● Problem details: Write out the listing exactly as it is given.

▬▬▬▬▬▬

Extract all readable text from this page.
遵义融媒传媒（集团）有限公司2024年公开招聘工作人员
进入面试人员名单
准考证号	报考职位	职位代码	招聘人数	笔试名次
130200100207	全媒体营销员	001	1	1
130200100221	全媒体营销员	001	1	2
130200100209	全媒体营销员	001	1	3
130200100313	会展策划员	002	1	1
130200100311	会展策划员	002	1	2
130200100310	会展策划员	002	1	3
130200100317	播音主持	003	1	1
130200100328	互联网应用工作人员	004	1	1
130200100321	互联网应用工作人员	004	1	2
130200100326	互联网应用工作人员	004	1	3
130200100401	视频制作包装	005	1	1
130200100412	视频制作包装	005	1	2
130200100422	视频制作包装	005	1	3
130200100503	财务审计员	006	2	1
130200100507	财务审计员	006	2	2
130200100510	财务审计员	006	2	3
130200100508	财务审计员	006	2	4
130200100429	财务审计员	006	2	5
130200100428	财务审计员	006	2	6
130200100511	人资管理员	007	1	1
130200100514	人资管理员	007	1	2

▬▬▬▬▬▬

● Solution to this exercise:
Extract all readable text from this page.
遵义融媒传媒（集团）有限公司2024年公开招聘工作人员
进入面试人员名单
准考证号	报考职位	职位代码	招聘人数	笔试名次
130200100207	全媒体营销员	001	1	1
130200100221	全媒体营销员	001	1	2
130200100209	全媒体营销员	001	1	3
130200100313	会展策划员	002	1	1
130200100311	会展策划员	002	1	2
130200100310	会展策划员	002	1	3
130200100317	播音主持	003	1	1
130200100328	互联网应用工作人员	004	1	1
130200100321	互联网应用工作人员	004	1	2
130200100326	互联网应用工作人员	004	1	3
130200100401	视频制作包装	005	1	1
130200100412	视频制作包装	005	1	2
130200100422	视频制作包装	005	1	3
130200100503	财务审计员	006	2	1
130200100507	财务审计员	006	2	2
130200100510	财务审计员	006	2	3
130200100508	财务审计员	006	2	4
130200100429	财务审计员	006	2	5
130200100428	财务审计员	006	2	6
130200100511	人资管理员	007	1	1
130200100514	人资管理员	007	1	2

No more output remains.